### Exercise task
Output all lines exactly.
· · · ·
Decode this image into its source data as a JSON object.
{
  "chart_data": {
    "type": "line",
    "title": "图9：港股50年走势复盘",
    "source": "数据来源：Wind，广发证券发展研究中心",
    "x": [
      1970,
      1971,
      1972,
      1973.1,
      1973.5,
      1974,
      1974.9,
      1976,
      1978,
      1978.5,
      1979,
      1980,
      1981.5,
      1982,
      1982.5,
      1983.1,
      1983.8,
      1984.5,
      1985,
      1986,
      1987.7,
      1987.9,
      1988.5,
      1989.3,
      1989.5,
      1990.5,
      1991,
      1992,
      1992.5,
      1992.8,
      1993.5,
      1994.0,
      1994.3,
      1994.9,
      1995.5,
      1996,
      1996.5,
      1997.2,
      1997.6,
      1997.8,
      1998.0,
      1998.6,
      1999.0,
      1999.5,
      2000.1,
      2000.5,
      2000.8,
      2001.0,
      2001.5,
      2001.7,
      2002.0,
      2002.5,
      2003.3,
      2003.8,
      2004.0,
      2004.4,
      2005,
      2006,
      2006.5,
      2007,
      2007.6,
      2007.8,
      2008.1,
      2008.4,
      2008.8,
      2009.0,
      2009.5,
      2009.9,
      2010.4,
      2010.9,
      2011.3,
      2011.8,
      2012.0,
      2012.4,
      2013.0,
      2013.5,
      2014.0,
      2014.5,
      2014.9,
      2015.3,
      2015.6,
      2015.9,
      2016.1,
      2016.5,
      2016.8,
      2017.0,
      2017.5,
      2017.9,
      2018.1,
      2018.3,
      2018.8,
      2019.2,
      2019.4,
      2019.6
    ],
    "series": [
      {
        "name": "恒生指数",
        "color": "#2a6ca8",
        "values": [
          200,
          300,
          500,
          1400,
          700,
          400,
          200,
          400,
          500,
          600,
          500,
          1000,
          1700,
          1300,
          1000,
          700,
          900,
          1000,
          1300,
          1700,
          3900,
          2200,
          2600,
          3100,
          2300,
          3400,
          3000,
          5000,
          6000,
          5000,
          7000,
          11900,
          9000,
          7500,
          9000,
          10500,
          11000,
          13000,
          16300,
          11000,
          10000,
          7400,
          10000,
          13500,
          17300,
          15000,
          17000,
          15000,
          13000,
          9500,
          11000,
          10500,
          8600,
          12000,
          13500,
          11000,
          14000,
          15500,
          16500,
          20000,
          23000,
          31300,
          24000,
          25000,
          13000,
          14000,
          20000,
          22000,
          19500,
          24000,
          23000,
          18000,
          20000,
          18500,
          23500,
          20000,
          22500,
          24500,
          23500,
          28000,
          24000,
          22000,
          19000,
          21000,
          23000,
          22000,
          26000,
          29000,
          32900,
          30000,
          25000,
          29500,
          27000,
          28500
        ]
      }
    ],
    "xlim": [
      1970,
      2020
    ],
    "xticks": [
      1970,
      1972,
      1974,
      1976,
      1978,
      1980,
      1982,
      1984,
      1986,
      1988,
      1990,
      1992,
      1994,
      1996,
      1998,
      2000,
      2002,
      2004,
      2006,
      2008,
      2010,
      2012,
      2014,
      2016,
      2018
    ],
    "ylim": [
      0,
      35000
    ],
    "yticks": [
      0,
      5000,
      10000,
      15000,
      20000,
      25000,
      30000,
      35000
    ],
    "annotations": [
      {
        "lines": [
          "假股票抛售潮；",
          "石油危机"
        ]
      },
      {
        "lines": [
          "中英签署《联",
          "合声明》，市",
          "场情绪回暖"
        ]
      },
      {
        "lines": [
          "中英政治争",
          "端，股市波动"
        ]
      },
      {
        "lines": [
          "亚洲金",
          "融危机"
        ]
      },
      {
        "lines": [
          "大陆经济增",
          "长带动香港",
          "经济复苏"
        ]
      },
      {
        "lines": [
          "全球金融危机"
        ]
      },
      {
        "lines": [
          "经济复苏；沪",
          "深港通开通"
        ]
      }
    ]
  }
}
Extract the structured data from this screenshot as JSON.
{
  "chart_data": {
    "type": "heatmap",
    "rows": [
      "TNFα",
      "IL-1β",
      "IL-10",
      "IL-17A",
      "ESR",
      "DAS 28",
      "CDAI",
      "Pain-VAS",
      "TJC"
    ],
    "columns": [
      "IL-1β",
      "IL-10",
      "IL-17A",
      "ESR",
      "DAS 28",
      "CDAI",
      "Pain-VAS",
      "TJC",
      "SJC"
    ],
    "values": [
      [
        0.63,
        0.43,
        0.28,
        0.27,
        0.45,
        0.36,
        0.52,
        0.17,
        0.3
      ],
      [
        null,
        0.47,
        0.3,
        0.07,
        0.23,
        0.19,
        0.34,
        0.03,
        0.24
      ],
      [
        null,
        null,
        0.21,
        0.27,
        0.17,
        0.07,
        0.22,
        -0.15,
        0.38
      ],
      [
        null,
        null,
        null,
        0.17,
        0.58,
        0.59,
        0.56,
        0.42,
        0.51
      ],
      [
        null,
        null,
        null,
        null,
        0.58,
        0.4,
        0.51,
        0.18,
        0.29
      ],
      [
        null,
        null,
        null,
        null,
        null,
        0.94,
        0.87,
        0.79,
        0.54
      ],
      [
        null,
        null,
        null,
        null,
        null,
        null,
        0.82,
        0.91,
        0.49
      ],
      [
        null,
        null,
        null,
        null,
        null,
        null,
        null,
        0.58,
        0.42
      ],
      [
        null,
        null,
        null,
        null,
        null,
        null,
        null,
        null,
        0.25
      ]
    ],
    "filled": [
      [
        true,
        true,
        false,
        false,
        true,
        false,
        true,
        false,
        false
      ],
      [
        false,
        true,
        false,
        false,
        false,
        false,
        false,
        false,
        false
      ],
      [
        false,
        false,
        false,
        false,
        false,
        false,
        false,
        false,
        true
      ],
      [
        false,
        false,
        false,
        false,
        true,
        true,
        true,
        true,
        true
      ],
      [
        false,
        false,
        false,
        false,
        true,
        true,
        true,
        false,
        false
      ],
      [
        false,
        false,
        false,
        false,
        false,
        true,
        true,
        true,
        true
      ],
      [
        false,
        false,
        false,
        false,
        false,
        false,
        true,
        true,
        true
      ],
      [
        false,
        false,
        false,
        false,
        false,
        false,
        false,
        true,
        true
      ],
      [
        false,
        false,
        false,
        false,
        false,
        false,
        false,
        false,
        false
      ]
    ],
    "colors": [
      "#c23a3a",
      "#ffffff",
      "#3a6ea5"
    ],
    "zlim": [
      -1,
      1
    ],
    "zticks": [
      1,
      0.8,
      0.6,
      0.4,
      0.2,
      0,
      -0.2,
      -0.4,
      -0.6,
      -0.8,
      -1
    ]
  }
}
· · · ·
### Solution
Decode this image into its source data as a JSON object.
{
  "chart_data": {
    "type": "line",
    "title": "图9：港股50年走势复盘",
    "source": "数据来源：Wind，广发证券发展研究中心",
    "x": [
      1970,
      1971,
      1972,
      1973.1,
      1973.5,
      1974,
      1974.9,
      1976,
      1978,
      1978.5,
      1979,
      1980,
      1981.5,
      1982,
      1982.5,
      1983.1,
      1983.8,
      1984.5,
      1985,
      1986,
      1987.7,
      1987.9,
      1988.5,
      1989.3,
      1989.5,
      1990.5,
      1991,
      1992,
      1992.5,
      1992.8,
      1993.5,
      1994.0,
      1994.3,
      1994.9,
      1995.5,
      1996,
      1996.5,
      1997.2,
      1997.6,
      1997.8,
      1998.0,
      1998.6,
      1999.0,
      1999.5,
      2000.1,
      2000.5,
      2000.8,
      2001.0,
      2001.5,
      2001.7,
      2002.0,
      2002.5,
      2003.3,
      2003.8,
      2004.0,
      2004.4,
      2005,
      2006,
      2006.5,
      2007,
      2007.6,
      2007.8,
      2008.1,
      2008.4,
      2008.8,
      2009.0,
      2009.5,
      2009.9,
      2010.4,
      2010.9,
      2011.3,
      2011.8,
      2012.0,
      2012.4,
      2013.0,
      2013.5,
      2014.0,
      2014.5,
      2014.9,
      2015.3,
      2015.6,
      2015.9,
      2016.1,
      2016.5,
      2016.8,
      2017.0,
      2017.5,
      2017.9,
      2018.1,
      2018.3,
      2018.8,
      2019.2,
      2019.4,
      2019.6
    ],
    "series": [
      {
        "name": "恒生指数",
        "color": "#2a6ca8",
        "values": [
          200,
          300,
          500,
          1400,
          700,
          400,
          200,
          400,
          500,
          600,
          500,
          1000,
          1700,
          1300,
          1000,
          700,
          900,
          1000,
          1300,
          1700,
          3900,
          2200,
          2600,
          3100,
          2300,
          3400,
          3000,
          5000,
          6000,
          5000,
          7000,
          11900,
          9000,
          7500,
          9000,
          10500,
          11000,
          13000,
          16300,
          11000,
          10000,
          7400,
          10000,
          13500,
          17300,
          15000,
          17000,
          15000,
          13000,
          9500,
          11000,
          10500,
          8600,
          12000,
          13500,
          11000,
          14000,
          15500,
          16500,
          20000,
          23000,
          31300,
          24000,
          25000,
          13000,
          14000,
          20000,
          22000,
          19500,
          24000,
          23000,
          18000,
          20000,
          18500,
          23500,
          20000,
          22500,
          24500,
          23500,
          28000,
          24000,
          22000,
          19000,
          21000,
          23000,
          22000,
          26000,
          29000,
          32900,
          30000,
          25000,
          29500,
          27000,
          28500
        ]
      }
    ],
    "xlim": [
      1970,
      2020
    ],
    "xticks": [
      1970,
      1972,
      1974,
      1976,
      1978,
      1980,
      1982,
      1984,
      1986,
      1988,
      1990,
      1992,
      1994,
      1996,
      1998,
      2000,
      2002,
      2004,
      2006,
      2008,
      2010,
      2012,
      2014,
      2016,
      2018
    ],
    "ylim": [
      0,
      35000
    ],
    "yticks": [
      0,
      5000,
      10000,
      15000,
      20000,
      25000,
      30000,
      35000
    ],
    "annotations": [
      {
        "lines": [
          "假股票抛售潮；",
          "石油危机"
        ]
      },
      {
        "lines": [
          "中英签署《联",
          "合声明》，市",
          "场情绪回暖"
        ]
      },
      {
        "lines": [
          "中英政治争",
          "端，股市波动"
        ]
      },
      {
        "lines": [
          "亚洲金",
          "融危机"
        ]
      },
      {
        "lines": [
          "大陆经济增",
          "长带动香港",
          "经济复苏"
        ]
      },
      {
        "lines": [
          "全球金融危机"
        ]
      },
      {
        "lines": [
          "经济复苏；沪",
          "深港通开通"
        ]
      }
    ]
  }
}
Extract the structured data from this screenshot as JSON.
{
  "chart_data": {
    "type": "heatmap",
    "rows": [
      "TNFα",
      "IL-1β",
      "IL-10",
      "IL-17A",
      "ESR",
      "DAS 28",
      "CDAI",
      "Pain-VAS",
      "TJC"
    ],
    "columns": [
      "IL-1β",
      "IL-10",
      "IL-17A",
      "ESR",
      "DAS 28",
      "CDAI",
      "Pain-VAS",
      "TJC",
      "SJC"
    ],
    "values": [
      [
        0.63,
        0.43,
        0.28,
        0.27,
        0.45,
        0.36,
        0.52,
        0.17,
        0.3
      ],
      [
        null,
        0.47,
        0.3,
        0.07,
        0.23,
        0.19,
        0.34,
        0.03,
        0.24
      ],
      [
        null,
        null,
        0.21,
        0.27,
        0.17,
        0.07,
        0.22,
        -0.15,
        0.38
      ],
      [
        null,
        null,
        null,
        0.17,
        0.58,
        0.59,
        0.56,
        0.42,
        0.51
      ],
      [
        null,
        null,
        null,
        null,
        0.58,
        0.4,
        0.51,
        0.18,
        0.29
      ],
      [
        null,
        null,
        null,
        null,
        null,
        0.94,
        0.87,
        0.79,
        0.54
      ],
      [
        null,
        null,
        null,
        null,
        null,
        null,
        0.82,
        0.91,
        0.49
      ],
      [
        null,
        null,
        null,
        null,
        null,
        null,
        null,
        0.58,
        0.42
      ],
      [
        null,
        null,
        null,
        null,
        null,
        null,
        null,
        null,
        0.25
      ]
    ],
    "filled": [
      [
        true,
        true,
        false,
        false,
        true,
        false,
        true,
        false,
        false
      ],
      [
        false,
        true,
        false,
        false,
        false,
        false,
        false,
        false,
        false
      ],
      [
        false,
        false,
        false,
        false,
        false,
        false,
        false,
        false,
        true
      ],
      [
        false,
        false,
        false,
        false,
        true,
        true,
        true,
        true,
        true
      ],
      [
        false,
        false,
        false,
        false,
        true,
        true,
        true,
        false,
        false
      ],
      [
        false,
        false,
        false,
        false,
        false,
        true,
        true,
        true,
        true
      ],
      [
        false,
        false,
        false,
        false,
        false,
        false,
        true,
        true,
        true
      ],
      [
        false,
        false,
        false,
        false,
        false,
        false,
        false,
        true,
        true
      ],
      [
        false,
        false,
        false,
        false,
        false,
        false,
        false,
        false,
        false
      ]
    ],
    "colors": [
      "#c23a3a",
      "#ffffff",
      "#3a6ea5"
    ],
    "zlim": [
      -1,
      1
    ],
    "zticks": [
      1,
      0.8,
      0.6,
      0.4,
      0.2,
      0,
      -0.2,
      -0.4,
      -0.6,
      -0.8,
      -1
    ]
  }
}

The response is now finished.